(Data entries for graphics)
※ ※ ※

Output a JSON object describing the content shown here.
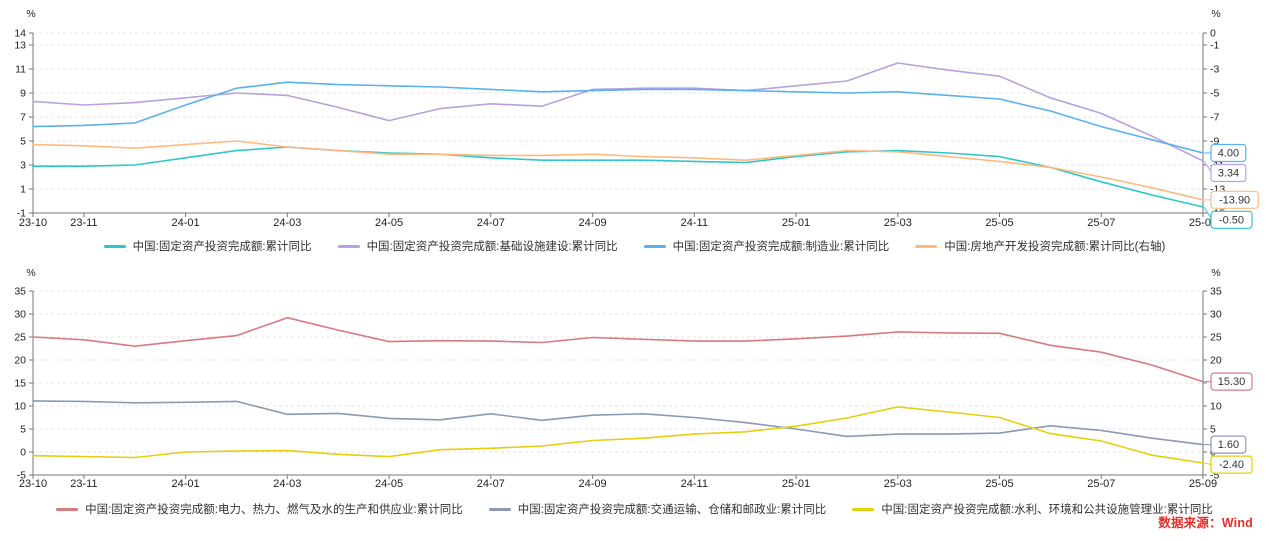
{
  "page": {
    "background": "#ffffff"
  },
  "footer": {
    "source": "数据来源：Wind",
    "color": "#e5302c"
  },
  "chart_data": [
    {
      "type": "line",
      "title": "",
      "unit_label": "%",
      "grid": "horizontal-dashed",
      "legend_position": "bottom",
      "x": [
        "23-10",
        "23-11",
        "23-12",
        "24-01",
        "24-02",
        "24-03",
        "24-04",
        "24-05",
        "24-06",
        "24-07",
        "24-08",
        "24-09",
        "24-10",
        "24-11",
        "24-12",
        "25-01",
        "25-02",
        "25-03",
        "25-04",
        "25-05",
        "25-06",
        "25-07",
        "25-08",
        "25-09"
      ],
      "x_tick_labels": [
        "23-10",
        "23-11",
        "24-01",
        "24-03",
        "24-05",
        "24-07",
        "24-09",
        "24-11",
        "25-01",
        "25-03",
        "25-05",
        "25-07",
        "25-09"
      ],
      "left_axis": {
        "min": -1,
        "max": 14,
        "ticks": [
          14,
          13,
          11,
          9,
          7,
          5,
          3,
          1,
          -1
        ]
      },
      "right_axis": {
        "min": -15,
        "max": 0,
        "ticks": [
          0,
          -1,
          -3,
          -5,
          -7,
          -9,
          -11,
          -13,
          -15
        ]
      },
      "series": [
        {
          "name": "中国:固定资产投资完成额:累计同比",
          "color": "#2ec7c9",
          "axis": "left",
          "end_label": "-0.50",
          "values": [
            2.9,
            2.9,
            3.0,
            3.6,
            4.2,
            4.5,
            4.2,
            4.0,
            3.9,
            3.6,
            3.4,
            3.4,
            3.4,
            3.3,
            3.2,
            3.7,
            4.1,
            4.2,
            4.0,
            3.7,
            2.8,
            1.6,
            0.5,
            -0.5
          ]
        },
        {
          "name": "中国:固定资产投资完成额:基础设施建设:累计同比",
          "color": "#b6a2de",
          "axis": "left",
          "end_label": "3.34",
          "values": [
            8.3,
            8.0,
            8.2,
            8.6,
            9.0,
            8.8,
            7.8,
            6.7,
            7.7,
            8.1,
            7.9,
            9.3,
            9.4,
            9.4,
            9.2,
            9.6,
            10.0,
            11.5,
            10.9,
            10.4,
            8.6,
            7.3,
            5.4,
            3.34
          ]
        },
        {
          "name": "中国:固定资产投资完成额:制造业:累计同比",
          "color": "#5ab1ef",
          "axis": "left",
          "end_label": "4.00",
          "values": [
            6.2,
            6.3,
            6.5,
            8.0,
            9.4,
            9.9,
            9.7,
            9.6,
            9.5,
            9.3,
            9.1,
            9.2,
            9.3,
            9.3,
            9.2,
            9.1,
            9.0,
            9.1,
            8.8,
            8.5,
            7.5,
            6.2,
            5.1,
            4.0
          ]
        },
        {
          "name": "中国:房地产开发投资完成额:累计同比(右轴)",
          "color": "#ffb980",
          "axis": "right",
          "end_label": "-13.90",
          "values": [
            -9.3,
            -9.4,
            -9.6,
            -9.3,
            -9.0,
            -9.5,
            -9.8,
            -10.1,
            -10.1,
            -10.2,
            -10.2,
            -10.1,
            -10.3,
            -10.4,
            -10.6,
            -10.2,
            -9.8,
            -9.9,
            -10.3,
            -10.7,
            -11.2,
            -12.0,
            -12.9,
            -13.9
          ]
        }
      ]
    },
    {
      "type": "line",
      "title": "",
      "unit_label": "%",
      "grid": "horizontal-dashed",
      "legend_position": "bottom",
      "x": [
        "23-10",
        "23-11",
        "23-12",
        "24-01",
        "24-02",
        "24-03",
        "24-04",
        "24-05",
        "24-06",
        "24-07",
        "24-08",
        "24-09",
        "24-10",
        "24-11",
        "24-12",
        "25-01",
        "25-02",
        "25-03",
        "25-04",
        "25-05",
        "25-06",
        "25-07",
        "25-08",
        "25-09"
      ],
      "x_tick_labels": [
        "23-10",
        "23-11",
        "24-01",
        "24-03",
        "24-05",
        "24-07",
        "24-09",
        "24-11",
        "25-01",
        "25-03",
        "25-05",
        "25-07",
        "25-09"
      ],
      "left_axis": {
        "min": -5,
        "max": 35,
        "ticks": [
          35,
          30,
          25,
          20,
          15,
          10,
          5,
          0,
          -5
        ]
      },
      "right_axis": {
        "min": -5,
        "max": 35,
        "ticks": [
          35,
          30,
          25,
          20,
          15,
          10,
          5,
          0,
          -5
        ]
      },
      "series": [
        {
          "name": "中国:固定资产投资完成额:电力、热力、燃气及水的生产和供应业:累计同比",
          "color": "#d87a80",
          "axis": "left",
          "end_label": "15.30",
          "values": [
            25.0,
            24.4,
            23.0,
            24.2,
            25.3,
            29.2,
            26.5,
            24.0,
            24.2,
            24.1,
            23.8,
            24.9,
            24.5,
            24.1,
            24.1,
            24.6,
            25.2,
            26.1,
            25.9,
            25.8,
            23.2,
            21.7,
            18.9,
            15.3
          ]
        },
        {
          "name": "中国:固定资产投资完成额:交通运输、仓储和邮政业:累计同比",
          "color": "#8d98b3",
          "axis": "left",
          "end_label": "1.60",
          "values": [
            11.1,
            11.0,
            10.7,
            10.8,
            11.0,
            8.2,
            8.4,
            7.3,
            7.0,
            8.3,
            6.9,
            8.0,
            8.3,
            7.5,
            6.4,
            5.0,
            3.4,
            3.9,
            3.9,
            4.1,
            5.7,
            4.7,
            3.0,
            1.6
          ]
        },
        {
          "name": "中国:固定资产投资完成额:水利、环境和公共设施管理业:累计同比",
          "color": "#e5cf0d",
          "axis": "left",
          "end_label": "-2.40",
          "values": [
            -0.8,
            -1.0,
            -1.2,
            0.0,
            0.2,
            0.3,
            -0.5,
            -1.0,
            0.5,
            0.8,
            1.3,
            2.5,
            3.0,
            3.9,
            4.4,
            5.6,
            7.4,
            9.8,
            8.7,
            7.5,
            4.0,
            2.4,
            -0.7,
            -2.4
          ]
        }
      ]
    }
  ]
}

※ ※ ※

• What you have to do
Give back all entries exactly. No pictures belong in the copy.

• Result of the task
Output a JSON object describing the content shown here.
{
  "page": {
    "background": "#ffffff"
  },
  "footer": {
    "source": "数据来源：Wind",
    "color": "#e5302c"
  },
  "chart_data": [
    {
      "type": "line",
      "title": "",
      "unit_label": "%",
      "grid": "horizontal-dashed",
      "legend_position": "bottom",
      "x": [
        "23-10",
        "23-11",
        "23-12",
        "24-01",
        "24-02",
        "24-03",
        "24-04",
        "24-05",
        "24-06",
        "24-07",
        "24-08",
        "24-09",
        "24-10",
        "24-11",
        "24-12",
        "25-01",
        "25-02",
        "25-03",
        "25-04",
        "25-05",
        "25-06",
        "25-07",
        "25-08",
        "25-09"
      ],
      "x_tick_labels": [
        "23-10",
        "23-11",
        "24-01",
        "24-03",
        "24-05",
        "24-07",
        "24-09",
        "24-11",
        "25-01",
        "25-03",
        "25-05",
        "25-07",
        "25-09"
      ],
      "left_axis": {
        "min": -1,
        "max": 14,
        "ticks": [
          14,
          13,
          11,
          9,
          7,
          5,
          3,
          1,
          -1
        ]
      },
      "right_axis": {
        "min": -15,
        "max": 0,
        "ticks": [
          0,
          -1,
          -3,
          -5,
          -7,
          -9,
          -11,
          -13,
          -15
        ]
      },
      "series": [
        {
          "name": "中国:固定资产投资完成额:累计同比",
          "color": "#2ec7c9",
          "axis": "left",
          "end_label": "-0.50",
          "values": [
            2.9,
            2.9,
            3.0,
            3.6,
            4.2,
            4.5,
            4.2,
            4.0,
            3.9,
            3.6,
            3.4,
            3.4,
            3.4,
            3.3,
            3.2,
            3.7,
            4.1,
            4.2,
            4.0,
            3.7,
            2.8,
            1.6,
            0.5,
            -0.5
          ]
        },
        {
          "name": "中国:固定资产投资完成额:基础设施建设:累计同比",
          "color": "#b6a2de",
          "axis": "left",
          "end_label": "3.34",
          "values": [
            8.3,
            8.0,
            8.2,
            8.6,
            9.0,
            8.8,
            7.8,
            6.7,
            7.7,
            8.1,
            7.9,
            9.3,
            9.4,
            9.4,
            9.2,
            9.6,
            10.0,
            11.5,
            10.9,
            10.4,
            8.6,
            7.3,
            5.4,
            3.34
          ]
        },
        {
          "name": "中国:固定资产投资完成额:制造业:累计同比",
          "color": "#5ab1ef",
          "axis": "left",
          "end_label": "4.00",
          "values": [
            6.2,
            6.3,
            6.5,
            8.0,
            9.4,
            9.9,
            9.7,
            9.6,
            9.5,
            9.3,
            9.1,
            9.2,
            9.3,
            9.3,
            9.2,
            9.1,
            9.0,
            9.1,
            8.8,
            8.5,
            7.5,
            6.2,
            5.1,
            4.0
          ]
        },
        {
          "name": "中国:房地产开发投资完成额:累计同比(右轴)",
          "color": "#ffb980",
          "axis": "right",
          "end_label": "-13.90",
          "values": [
            -9.3,
            -9.4,
            -9.6,
            -9.3,
            -9.0,
            -9.5,
            -9.8,
            -10.1,
            -10.1,
            -10.2,
            -10.2,
            -10.1,
            -10.3,
            -10.4,
            -10.6,
            -10.2,
            -9.8,
            -9.9,
            -10.3,
            -10.7,
            -11.2,
            -12.0,
            -12.9,
            -13.9
          ]
        }
      ]
    },
    {
      "type": "line",
      "title": "",
      "unit_label": "%",
      "grid": "horizontal-dashed",
      "legend_position": "bottom",
      "x": [
        "23-10",
        "23-11",
        "23-12",
        "24-01",
        "24-02",
        "24-03",
        "24-04",
        "24-05",
        "24-06",
        "24-07",
        "24-08",
        "24-09",
        "24-10",
        "24-11",
        "24-12",
        "25-01",
        "25-02",
        "25-03",
        "25-04",
        "25-05",
        "25-06",
        "25-07",
        "25-08",
        "25-09"
      ],
      "x_tick_labels": [
        "23-10",
        "23-11",
        "24-01",
        "24-03",
        "24-05",
        "24-07",
        "24-09",
        "24-11",
        "25-01",
        "25-03",
        "25-05",
        "25-07",
        "25-09"
      ],
      "left_axis": {
        "min": -5,
        "max": 35,
        "ticks": [
          35,
          30,
          25,
          20,
          15,
          10,
          5,
          0,
          -5
        ]
      },
      "right_axis": {
        "min": -5,
        "max": 35,
        "ticks": [
          35,
          30,
          25,
          20,
          15,
          10,
          5,
          0,
          -5
        ]
      },
      "series": [
        {
          "name": "中国:固定资产投资完成额:电力、热力、燃气及水的生产和供应业:累计同比",
          "color": "#d87a80",
          "axis": "left",
          "end_label": "15.30",
          "values": [
            25.0,
            24.4,
            23.0,
            24.2,
            25.3,
            29.2,
            26.5,
            24.0,
            24.2,
            24.1,
            23.8,
            24.9,
            24.5,
            24.1,
            24.1,
            24.6,
            25.2,
            26.1,
            25.9,
            25.8,
            23.2,
            21.7,
            18.9,
            15.3
          ]
        },
        {
          "name": "中国:固定资产投资完成额:交通运输、仓储和邮政业:累计同比",
          "color": "#8d98b3",
          "axis": "left",
          "end_label": "1.60",
          "values": [
            11.1,
            11.0,
            10.7,
            10.8,
            11.0,
            8.2,
            8.4,
            7.3,
            7.0,
            8.3,
            6.9,
            8.0,
            8.3,
            7.5,
            6.4,
            5.0,
            3.4,
            3.9,
            3.9,
            4.1,
            5.7,
            4.7,
            3.0,
            1.6
          ]
        },
        {
          "name": "中国:固定资产投资完成额:水利、环境和公共设施管理业:累计同比",
          "color": "#e5cf0d",
          "axis": "left",
          "end_label": "-2.40",
          "values": [
            -0.8,
            -1.0,
            -1.2,
            0.0,
            0.2,
            0.3,
            -0.5,
            -1.0,
            0.5,
            0.8,
            1.3,
            2.5,
            3.0,
            3.9,
            4.4,
            5.6,
            7.4,
            9.8,
            8.7,
            7.5,
            4.0,
            2.4,
            -0.7,
            -2.4
          ]
        }
      ]
    }
  ]
}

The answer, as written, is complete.